TASK TO CARRY OUT: Each entry below is to be extracted exactly.

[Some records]
----

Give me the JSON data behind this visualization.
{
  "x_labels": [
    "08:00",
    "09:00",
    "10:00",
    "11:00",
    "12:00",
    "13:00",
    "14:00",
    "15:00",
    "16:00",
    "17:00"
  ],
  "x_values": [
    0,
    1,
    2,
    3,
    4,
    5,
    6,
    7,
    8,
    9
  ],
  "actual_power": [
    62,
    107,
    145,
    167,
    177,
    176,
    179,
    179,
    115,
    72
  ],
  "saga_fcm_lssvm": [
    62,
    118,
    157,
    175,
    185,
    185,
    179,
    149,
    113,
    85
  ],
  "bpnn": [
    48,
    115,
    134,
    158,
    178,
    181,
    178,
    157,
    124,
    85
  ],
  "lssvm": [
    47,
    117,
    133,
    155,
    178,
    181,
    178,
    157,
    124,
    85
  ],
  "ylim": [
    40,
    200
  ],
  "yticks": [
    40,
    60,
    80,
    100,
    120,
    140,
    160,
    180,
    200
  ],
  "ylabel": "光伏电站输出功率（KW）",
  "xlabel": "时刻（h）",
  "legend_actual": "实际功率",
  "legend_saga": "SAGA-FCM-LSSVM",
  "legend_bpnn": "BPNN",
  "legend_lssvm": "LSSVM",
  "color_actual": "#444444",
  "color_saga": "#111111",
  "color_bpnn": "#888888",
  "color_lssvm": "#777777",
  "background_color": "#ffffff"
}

----

FINAL RESULT:
Give me the JSON data behind this visualization.
{
  "x_labels": [
    "08:00",
    "09:00",
    "10:00",
    "11:00",
    "12:00",
    "13:00",
    "14:00",
    "15:00",
    "16:00",
    "17:00"
  ],
  "x_values": [
    0,
    1,
    2,
    3,
    4,
    5,
    6,
    7,
    8,
    9
  ],
  "actual_power": [
    62,
    107,
    145,
    167,
    177,
    176,
    179,
    179,
    115,
    72
  ],
  "saga_fcm_lssvm": [
    62,
    118,
    157,
    175,
    185,
    185,
    179,
    149,
    113,
    85
  ],
  "bpnn": [
    48,
    115,
    134,
    158,
    178,
    181,
    178,
    157,
    124,
    85
  ],
  "lssvm": [
    47,
    117,
    133,
    155,
    178,
    181,
    178,
    157,
    124,
    85
  ],
  "ylim": [
    40,
    200
  ],
  "yticks": [
    40,
    60,
    80,
    100,
    120,
    140,
    160,
    180,
    200
  ],
  "ylabel": "光伏电站输出功率（KW）",
  "xlabel": "时刻（h）",
  "legend_actual": "实际功率",
  "legend_saga": "SAGA-FCM-LSSVM",
  "legend_bpnn": "BPNN",
  "legend_lssvm": "LSSVM",
  "color_actual": "#444444",
  "color_saga": "#111111",
  "color_bpnn": "#888888",
  "color_lssvm": "#777777",
  "background_color": "#ffffff"
}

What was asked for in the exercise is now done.